> Written request: The complete listing should be restated exactly.

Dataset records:
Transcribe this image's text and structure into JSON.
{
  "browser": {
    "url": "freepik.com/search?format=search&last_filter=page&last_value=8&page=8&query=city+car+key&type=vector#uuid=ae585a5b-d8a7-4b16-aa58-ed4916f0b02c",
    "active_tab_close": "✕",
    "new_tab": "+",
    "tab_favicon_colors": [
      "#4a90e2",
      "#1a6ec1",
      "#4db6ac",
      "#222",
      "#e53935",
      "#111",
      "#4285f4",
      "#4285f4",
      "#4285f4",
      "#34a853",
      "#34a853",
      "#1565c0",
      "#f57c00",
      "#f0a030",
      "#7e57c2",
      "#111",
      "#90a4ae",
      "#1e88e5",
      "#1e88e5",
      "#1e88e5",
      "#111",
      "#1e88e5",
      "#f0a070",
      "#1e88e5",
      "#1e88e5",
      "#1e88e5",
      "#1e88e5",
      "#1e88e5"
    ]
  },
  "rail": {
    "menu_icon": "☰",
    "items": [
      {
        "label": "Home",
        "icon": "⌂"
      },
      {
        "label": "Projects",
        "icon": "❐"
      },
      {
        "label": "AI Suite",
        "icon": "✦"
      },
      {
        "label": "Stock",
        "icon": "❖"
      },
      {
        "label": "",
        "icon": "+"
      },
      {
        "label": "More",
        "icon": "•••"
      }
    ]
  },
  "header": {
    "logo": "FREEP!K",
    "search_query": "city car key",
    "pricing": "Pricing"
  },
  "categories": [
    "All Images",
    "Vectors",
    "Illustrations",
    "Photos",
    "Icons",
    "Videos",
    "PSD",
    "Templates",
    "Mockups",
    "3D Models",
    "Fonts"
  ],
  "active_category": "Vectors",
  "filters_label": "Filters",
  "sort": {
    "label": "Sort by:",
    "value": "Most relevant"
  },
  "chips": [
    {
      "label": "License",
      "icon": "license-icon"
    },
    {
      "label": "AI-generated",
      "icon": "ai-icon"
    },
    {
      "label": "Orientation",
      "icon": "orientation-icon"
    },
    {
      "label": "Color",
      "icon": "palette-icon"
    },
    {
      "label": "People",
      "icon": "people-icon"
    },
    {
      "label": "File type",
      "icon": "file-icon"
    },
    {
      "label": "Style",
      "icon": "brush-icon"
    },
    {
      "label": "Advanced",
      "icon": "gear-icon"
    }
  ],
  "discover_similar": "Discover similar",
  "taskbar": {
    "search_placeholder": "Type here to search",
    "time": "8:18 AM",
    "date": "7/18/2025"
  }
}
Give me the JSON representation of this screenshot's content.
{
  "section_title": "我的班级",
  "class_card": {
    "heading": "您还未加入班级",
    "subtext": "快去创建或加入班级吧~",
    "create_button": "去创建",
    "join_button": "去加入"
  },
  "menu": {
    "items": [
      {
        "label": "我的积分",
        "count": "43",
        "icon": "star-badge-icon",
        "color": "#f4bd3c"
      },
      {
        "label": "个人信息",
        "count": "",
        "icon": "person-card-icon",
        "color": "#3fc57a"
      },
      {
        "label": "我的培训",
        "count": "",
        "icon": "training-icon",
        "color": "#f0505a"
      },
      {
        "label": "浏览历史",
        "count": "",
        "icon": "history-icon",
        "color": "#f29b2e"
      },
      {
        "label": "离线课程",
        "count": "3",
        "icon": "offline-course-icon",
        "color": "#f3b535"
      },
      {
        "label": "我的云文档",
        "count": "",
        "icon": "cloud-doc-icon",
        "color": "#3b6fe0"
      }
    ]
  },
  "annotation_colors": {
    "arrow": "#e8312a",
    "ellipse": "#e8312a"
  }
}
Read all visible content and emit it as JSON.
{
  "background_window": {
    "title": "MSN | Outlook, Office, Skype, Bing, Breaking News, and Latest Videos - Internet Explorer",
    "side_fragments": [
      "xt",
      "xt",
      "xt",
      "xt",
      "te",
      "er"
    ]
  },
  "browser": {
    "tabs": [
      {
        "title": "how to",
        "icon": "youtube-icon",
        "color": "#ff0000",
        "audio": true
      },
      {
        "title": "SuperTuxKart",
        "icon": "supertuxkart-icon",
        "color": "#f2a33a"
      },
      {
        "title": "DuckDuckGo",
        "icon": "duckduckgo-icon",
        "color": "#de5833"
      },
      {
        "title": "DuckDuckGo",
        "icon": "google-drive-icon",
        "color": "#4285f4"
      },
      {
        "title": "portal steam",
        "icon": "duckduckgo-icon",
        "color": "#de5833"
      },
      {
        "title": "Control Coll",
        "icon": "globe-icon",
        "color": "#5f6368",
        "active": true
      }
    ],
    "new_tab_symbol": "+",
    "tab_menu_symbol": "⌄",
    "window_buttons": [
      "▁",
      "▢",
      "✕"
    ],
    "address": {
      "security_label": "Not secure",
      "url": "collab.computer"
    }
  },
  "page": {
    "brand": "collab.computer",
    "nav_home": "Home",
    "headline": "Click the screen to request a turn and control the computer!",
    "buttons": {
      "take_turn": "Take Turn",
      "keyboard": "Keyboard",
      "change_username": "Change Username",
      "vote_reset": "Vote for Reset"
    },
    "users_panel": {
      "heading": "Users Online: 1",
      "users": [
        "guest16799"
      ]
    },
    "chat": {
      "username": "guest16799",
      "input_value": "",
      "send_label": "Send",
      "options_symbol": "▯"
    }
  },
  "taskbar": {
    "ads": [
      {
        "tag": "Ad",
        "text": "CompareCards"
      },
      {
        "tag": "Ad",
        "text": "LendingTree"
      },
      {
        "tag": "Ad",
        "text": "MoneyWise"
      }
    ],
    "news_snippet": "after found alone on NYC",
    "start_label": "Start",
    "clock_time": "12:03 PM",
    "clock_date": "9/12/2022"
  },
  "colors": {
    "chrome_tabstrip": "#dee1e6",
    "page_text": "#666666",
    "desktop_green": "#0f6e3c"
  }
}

> Correct response:
Transcribe this image's text and structure into JSON.
{
  "browser": {
    "url": "freepik.com/search?format=search&last_filter=page&last_value=8&page=8&query=city+car+key&type=vector#uuid=ae585a5b-d8a7-4b16-aa58-ed4916f0b02c",
    "active_tab_close": "✕",
    "new_tab": "+",
    "tab_favicon_colors": [
      "#4a90e2",
      "#1a6ec1",
      "#4db6ac",
      "#222",
      "#e53935",
      "#111",
      "#4285f4",
      "#4285f4",
      "#4285f4",
      "#34a853",
      "#34a853",
      "#1565c0",
      "#f57c00",
      "#f0a030",
      "#7e57c2",
      "#111",
      "#90a4ae",
      "#1e88e5",
      "#1e88e5",
      "#1e88e5",
      "#111",
      "#1e88e5",
      "#f0a070",
      "#1e88e5",
      "#1e88e5",
      "#1e88e5",
      "#1e88e5",
      "#1e88e5"
    ]
  },
  "rail": {
    "menu_icon": "☰",
    "items": [
      {
        "label": "Home",
        "icon": "⌂"
      },
      {
        "label": "Projects",
        "icon": "❐"
      },
      {
        "label": "AI Suite",
        "icon": "✦"
      },
      {
        "label": "Stock",
        "icon": "❖"
      },
      {
        "label": "",
        "icon": "+"
      },
      {
        "label": "More",
        "icon": "•••"
      }
    ]
  },
  "header": {
    "logo": "FREEP!K",
    "search_query": "city car key",
    "pricing": "Pricing"
  },
  "categories": [
    "All Images",
    "Vectors",
    "Illustrations",
    "Photos",
    "Icons",
    "Videos",
    "PSD",
    "Templates",
    "Mockups",
    "3D Models",
    "Fonts"
  ],
  "active_category": "Vectors",
  "filters_label": "Filters",
  "sort": {
    "label": "Sort by:",
    "value": "Most relevant"
  },
  "chips": [
    {
      "label": "License",
      "icon": "license-icon"
    },
    {
      "label": "AI-generated",
      "icon": "ai-icon"
    },
    {
      "label": "Orientation",
      "icon": "orientation-icon"
    },
    {
      "label": "Color",
      "icon": "palette-icon"
    },
    {
      "label": "People",
      "icon": "people-icon"
    },
    {
      "label": "File type",
      "icon": "file-icon"
    },
    {
      "label": "Style",
      "icon": "brush-icon"
    },
    {
      "label": "Advanced",
      "icon": "gear-icon"
    }
  ],
  "discover_similar": "Discover similar",
  "taskbar": {
    "search_placeholder": "Type here to search",
    "time": "8:18 AM",
    "date": "7/18/2025"
  }
}
Give me the JSON representation of this screenshot's content.
{
  "section_title": "我的班级",
  "class_card": {
    "heading": "您还未加入班级",
    "subtext": "快去创建或加入班级吧~",
    "create_button": "去创建",
    "join_button": "去加入"
  },
  "menu": {
    "items": [
      {
        "label": "我的积分",
        "count": "43",
        "icon": "star-badge-icon",
        "color": "#f4bd3c"
      },
      {
        "label": "个人信息",
        "count": "",
        "icon": "person-card-icon",
        "color": "#3fc57a"
      },
      {
        "label": "我的培训",
        "count": "",
        "icon": "training-icon",
        "color": "#f0505a"
      },
      {
        "label": "浏览历史",
        "count": "",
        "icon": "history-icon",
        "color": "#f29b2e"
      },
      {
        "label": "离线课程",
        "count": "3",
        "icon": "offline-course-icon",
        "color": "#f3b535"
      },
      {
        "label": "我的云文档",
        "count": "",
        "icon": "cloud-doc-icon",
        "color": "#3b6fe0"
      }
    ]
  },
  "annotation_colors": {
    "arrow": "#e8312a",
    "ellipse": "#e8312a"
  }
}
Read all visible content and emit it as JSON.
{
  "background_window": {
    "title": "MSN | Outlook, Office, Skype, Bing, Breaking News, and Latest Videos - Internet Explorer",
    "side_fragments": [
      "xt",
      "xt",
      "xt",
      "xt",
      "te",
      "er"
    ]
  },
  "browser": {
    "tabs": [
      {
        "title": "how to",
        "icon": "youtube-icon",
        "color": "#ff0000",
        "audio": true
      },
      {
        "title": "SuperTuxKart",
        "icon": "supertuxkart-icon",
        "color": "#f2a33a"
      },
      {
        "title": "DuckDuckGo",
        "icon": "duckduckgo-icon",
        "color": "#de5833"
      },
      {
        "title": "DuckDuckGo",
        "icon": "google-drive-icon",
        "color": "#4285f4"
      },
      {
        "title": "portal steam",
        "icon": "duckduckgo-icon",
        "color": "#de5833"
      },
      {
        "title": "Control Coll",
        "icon": "globe-icon",
        "color": "#5f6368",
        "active": true
      }
    ],
    "new_tab_symbol": "+",
    "tab_menu_symbol": "⌄",
    "window_buttons": [
      "▁",
      "▢",
      "✕"
    ],
    "address": {
      "security_label": "Not secure",
      "url": "collab.computer"
    }
  },
  "page": {
    "brand": "collab.computer",
    "nav_home": "Home",
    "headline": "Click the screen to request a turn and control the computer!",
    "buttons": {
      "take_turn": "Take Turn",
      "keyboard": "Keyboard",
      "change_username": "Change Username",
      "vote_reset": "Vote for Reset"
    },
    "users_panel": {
      "heading": "Users Online: 1",
      "users": [
        "guest16799"
      ]
    },
    "chat": {
      "username": "guest16799",
      "input_value": "",
      "send_label": "Send",
      "options_symbol": "▯"
    }
  },
  "taskbar": {
    "ads": [
      {
        "tag": "Ad",
        "text": "CompareCards"
      },
      {
        "tag": "Ad",
        "text": "LendingTree"
      },
      {
        "tag": "Ad",
        "text": "MoneyWise"
      }
    ],
    "news_snippet": "after found alone on NYC",
    "start_label": "Start",
    "clock_time": "12:03 PM",
    "clock_date": "9/12/2022"
  },
  "colors": {
    "chrome_tabstrip": "#dee1e6",
    "page_text": "#666666",
    "desktop_green": "#0f6e3c"
  }
}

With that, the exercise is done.